### Stated exercise
Rename "delete-button" to "remove-button" throughout the data below and write all of it out again with nothing else changed.

==== Listed records ====

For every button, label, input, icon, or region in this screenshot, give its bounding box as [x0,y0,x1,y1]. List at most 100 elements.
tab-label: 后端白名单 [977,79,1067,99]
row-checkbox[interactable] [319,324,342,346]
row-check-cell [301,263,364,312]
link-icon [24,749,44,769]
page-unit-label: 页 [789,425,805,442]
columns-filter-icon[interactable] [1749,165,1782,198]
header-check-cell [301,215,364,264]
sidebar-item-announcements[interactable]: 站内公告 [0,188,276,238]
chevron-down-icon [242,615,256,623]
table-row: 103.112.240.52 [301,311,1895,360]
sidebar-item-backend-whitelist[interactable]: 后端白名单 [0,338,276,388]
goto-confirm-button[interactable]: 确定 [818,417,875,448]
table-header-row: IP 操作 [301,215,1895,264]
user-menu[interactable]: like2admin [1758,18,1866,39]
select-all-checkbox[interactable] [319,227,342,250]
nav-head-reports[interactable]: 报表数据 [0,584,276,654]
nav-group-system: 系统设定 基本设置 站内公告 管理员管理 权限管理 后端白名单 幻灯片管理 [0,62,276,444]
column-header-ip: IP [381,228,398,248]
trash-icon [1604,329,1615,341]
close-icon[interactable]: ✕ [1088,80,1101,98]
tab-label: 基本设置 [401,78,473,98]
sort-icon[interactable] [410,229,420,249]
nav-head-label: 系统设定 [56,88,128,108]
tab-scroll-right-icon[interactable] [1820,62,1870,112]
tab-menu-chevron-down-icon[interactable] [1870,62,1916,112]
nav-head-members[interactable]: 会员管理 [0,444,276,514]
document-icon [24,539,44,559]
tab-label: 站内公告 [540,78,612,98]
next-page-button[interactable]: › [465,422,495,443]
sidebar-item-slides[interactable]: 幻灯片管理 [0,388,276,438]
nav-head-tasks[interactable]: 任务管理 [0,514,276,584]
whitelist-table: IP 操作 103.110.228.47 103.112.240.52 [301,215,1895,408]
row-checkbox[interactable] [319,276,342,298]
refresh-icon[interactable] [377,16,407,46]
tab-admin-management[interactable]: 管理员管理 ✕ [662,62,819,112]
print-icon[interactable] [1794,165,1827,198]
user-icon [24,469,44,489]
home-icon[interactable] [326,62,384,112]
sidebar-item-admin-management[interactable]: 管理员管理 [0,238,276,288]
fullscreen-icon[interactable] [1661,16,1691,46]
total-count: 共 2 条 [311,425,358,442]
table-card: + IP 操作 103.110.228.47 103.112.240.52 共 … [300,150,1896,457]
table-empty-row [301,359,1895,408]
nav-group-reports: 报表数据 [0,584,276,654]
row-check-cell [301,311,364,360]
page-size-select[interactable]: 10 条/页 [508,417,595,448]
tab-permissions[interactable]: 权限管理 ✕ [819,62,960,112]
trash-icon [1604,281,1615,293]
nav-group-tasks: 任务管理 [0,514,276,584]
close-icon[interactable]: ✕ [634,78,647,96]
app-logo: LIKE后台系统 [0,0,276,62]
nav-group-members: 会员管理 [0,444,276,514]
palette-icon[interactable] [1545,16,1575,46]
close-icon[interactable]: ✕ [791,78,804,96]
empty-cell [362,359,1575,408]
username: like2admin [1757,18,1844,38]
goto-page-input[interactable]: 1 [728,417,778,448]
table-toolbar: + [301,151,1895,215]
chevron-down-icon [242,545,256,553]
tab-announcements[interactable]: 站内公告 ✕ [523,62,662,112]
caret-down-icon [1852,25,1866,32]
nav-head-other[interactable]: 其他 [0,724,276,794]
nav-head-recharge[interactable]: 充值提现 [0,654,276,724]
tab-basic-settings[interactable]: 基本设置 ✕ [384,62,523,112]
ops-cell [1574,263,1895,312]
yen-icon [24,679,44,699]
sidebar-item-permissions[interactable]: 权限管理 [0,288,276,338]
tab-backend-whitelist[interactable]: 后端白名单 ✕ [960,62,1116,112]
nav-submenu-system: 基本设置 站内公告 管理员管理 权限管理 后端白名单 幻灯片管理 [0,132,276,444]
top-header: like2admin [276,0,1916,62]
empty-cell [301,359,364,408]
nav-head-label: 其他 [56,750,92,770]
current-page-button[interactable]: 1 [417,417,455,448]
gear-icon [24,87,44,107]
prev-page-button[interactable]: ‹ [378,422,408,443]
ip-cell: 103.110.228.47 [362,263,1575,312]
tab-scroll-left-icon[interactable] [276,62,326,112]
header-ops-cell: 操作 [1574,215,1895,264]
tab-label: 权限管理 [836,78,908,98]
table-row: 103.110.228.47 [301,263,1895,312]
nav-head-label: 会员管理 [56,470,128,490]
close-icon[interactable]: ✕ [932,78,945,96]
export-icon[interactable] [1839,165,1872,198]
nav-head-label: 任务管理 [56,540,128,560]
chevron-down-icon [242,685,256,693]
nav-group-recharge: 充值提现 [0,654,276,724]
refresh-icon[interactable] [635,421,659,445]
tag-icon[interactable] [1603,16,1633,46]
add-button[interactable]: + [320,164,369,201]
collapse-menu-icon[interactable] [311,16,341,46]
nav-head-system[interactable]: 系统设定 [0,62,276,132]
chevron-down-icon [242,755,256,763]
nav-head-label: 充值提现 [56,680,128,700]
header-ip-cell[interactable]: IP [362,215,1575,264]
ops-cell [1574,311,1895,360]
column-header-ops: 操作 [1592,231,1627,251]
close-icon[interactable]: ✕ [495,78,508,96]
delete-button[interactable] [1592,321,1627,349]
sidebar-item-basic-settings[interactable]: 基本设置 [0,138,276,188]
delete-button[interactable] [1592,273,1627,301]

====

### Task response
For every button, label, input, icon, or region in this screenshot, give its bounding box as [x0,y0,x1,y1]. List at most 100 elements.
tab-label: 后端白名单 [977,79,1067,99]
row-checkbox[interactable] [319,324,342,346]
row-check-cell [301,263,364,312]
link-icon [24,749,44,769]
page-unit-label: 页 [789,425,805,442]
columns-filter-icon[interactable] [1749,165,1782,198]
header-check-cell [301,215,364,264]
sidebar-item-announcements[interactable]: 站内公告 [0,188,276,238]
chevron-down-icon [242,615,256,623]
table-row: 103.112.240.52 [301,311,1895,360]
sidebar-item-backend-whitelist[interactable]: 后端白名单 [0,338,276,388]
goto-confirm-button[interactable]: 确定 [818,417,875,448]
table-header-row: IP 操作 [301,215,1895,264]
user-menu[interactable]: like2admin [1758,18,1866,39]
select-all-checkbox[interactable] [319,227,342,250]
nav-head-reports[interactable]: 报表数据 [0,584,276,654]
nav-group-system: 系统设定 基本设置 站内公告 管理员管理 权限管理 后端白名单 幻灯片管理 [0,62,276,444]
column-header-ip: IP [381,228,398,248]
trash-icon [1604,329,1615,341]
close-icon[interactable]: ✕ [1088,80,1101,98]
tab-label: 基本设置 [401,78,473,98]
sort-icon[interactable] [410,229,420,249]
nav-head-label: 系统设定 [56,88,128,108]
tab-scroll-right-icon[interactable] [1820,62,1870,112]
tab-menu-chevron-down-icon[interactable] [1870,62,1916,112]
nav-head-members[interactable]: 会员管理 [0,444,276,514]
document-icon [24,539,44,559]
tab-label: 站内公告 [540,78,612,98]
next-page-button[interactable]: › [465,422,495,443]
sidebar-item-slides[interactable]: 幻灯片管理 [0,388,276,438]
nav-head-tasks[interactable]: 任务管理 [0,514,276,584]
whitelist-table: IP 操作 103.110.228.47 103.112.240.52 [301,215,1895,408]
row-checkbox[interactable] [319,276,342,298]
refresh-icon[interactable] [377,16,407,46]
tab-admin-management[interactable]: 管理员管理 ✕ [662,62,819,112]
print-icon[interactable] [1794,165,1827,198]
user-icon [24,469,44,489]
home-icon[interactable] [326,62,384,112]
sidebar-item-admin-management[interactable]: 管理员管理 [0,238,276,288]
fullscreen-icon[interactable] [1661,16,1691,46]
total-count: 共 2 条 [311,425,358,442]
table-card: + IP 操作 103.110.228.47 103.112.240.52 共 … [300,150,1896,457]
table-empty-row [301,359,1895,408]
nav-group-reports: 报表数据 [0,584,276,654]
row-check-cell [301,311,364,360]
page-size-select[interactable]: 10 条/页 [508,417,595,448]
tab-permissions[interactable]: 权限管理 ✕ [819,62,960,112]
trash-icon [1604,281,1615,293]
nav-group-tasks: 任务管理 [0,514,276,584]
close-icon[interactable]: ✕ [634,78,647,96]
app-logo: LIKE后台系统 [0,0,276,62]
nav-group-members: 会员管理 [0,444,276,514]
palette-icon[interactable] [1545,16,1575,46]
close-icon[interactable]: ✕ [791,78,804,96]
empty-cell [362,359,1575,408]
username: like2admin [1757,18,1844,38]
goto-page-input[interactable]: 1 [728,417,778,448]
table-toolbar: + [301,151,1895,215]
chevron-down-icon [242,545,256,553]
tab-announcements[interactable]: 站内公告 ✕ [523,62,662,112]
caret-down-icon [1852,25,1866,32]
nav-head-other[interactable]: 其他 [0,724,276,794]
nav-head-recharge[interactable]: 充值提现 [0,654,276,724]
tab-basic-settings[interactable]: 基本设置 ✕ [384,62,523,112]
ops-cell [1574,263,1895,312]
yen-icon [24,679,44,699]
sidebar-item-permissions[interactable]: 权限管理 [0,288,276,338]
tab-backend-whitelist[interactable]: 后端白名单 ✕ [960,62,1116,112]
nav-submenu-system: 基本设置 站内公告 管理员管理 权限管理 后端白名单 幻灯片管理 [0,132,276,444]
top-header: like2admin [276,0,1916,62]
empty-cell [301,359,364,408]
nav-head-label: 其他 [56,750,92,770]
current-page-button[interactable]: 1 [417,417,455,448]
gear-icon [24,87,44,107]
prev-page-button[interactable]: ‹ [378,422,408,443]
ip-cell: 103.110.228.47 [362,263,1575,312]
tab-scroll-left-icon[interactable] [276,62,326,112]
header-ops-cell: 操作 [1574,215,1895,264]
tab-label: 权限管理 [836,78,908,98]
table-row: 103.110.228.47 [301,263,1895,312]
nav-head-label: 会员管理 [56,470,128,490]
close-icon[interactable]: ✕ [932,78,945,96]
export-icon[interactable] [1839,165,1872,198]
nav-head-label: 任务管理 [56,540,128,560]
chevron-down-icon [242,685,256,693]
nav-group-recharge: 充值提现 [0,654,276,724]
refresh-icon[interactable] [635,421,659,445]
tag-icon[interactable] [1603,16,1633,46]
add-button[interactable]: + [320,164,369,201]
collapse-menu-icon[interactable] [311,16,341,46]
nav-head-system[interactable]: 系统设定 [0,62,276,132]
chevron-down-icon [242,755,256,763]
nav-head-label: 充值提现 [56,680,128,700]
header-ip-cell[interactable]: IP [362,215,1575,264]
ops-cell [1574,311,1895,360]
column-header-ops: 操作 [1592,231,1627,251]
close-icon[interactable]: ✕ [495,78,508,96]
remove-button[interactable] [1592,321,1627,349]
sidebar-item-basic-settings[interactable]: 基本设置 [0,138,276,188]
remove-button[interactable] [1592,273,1627,301]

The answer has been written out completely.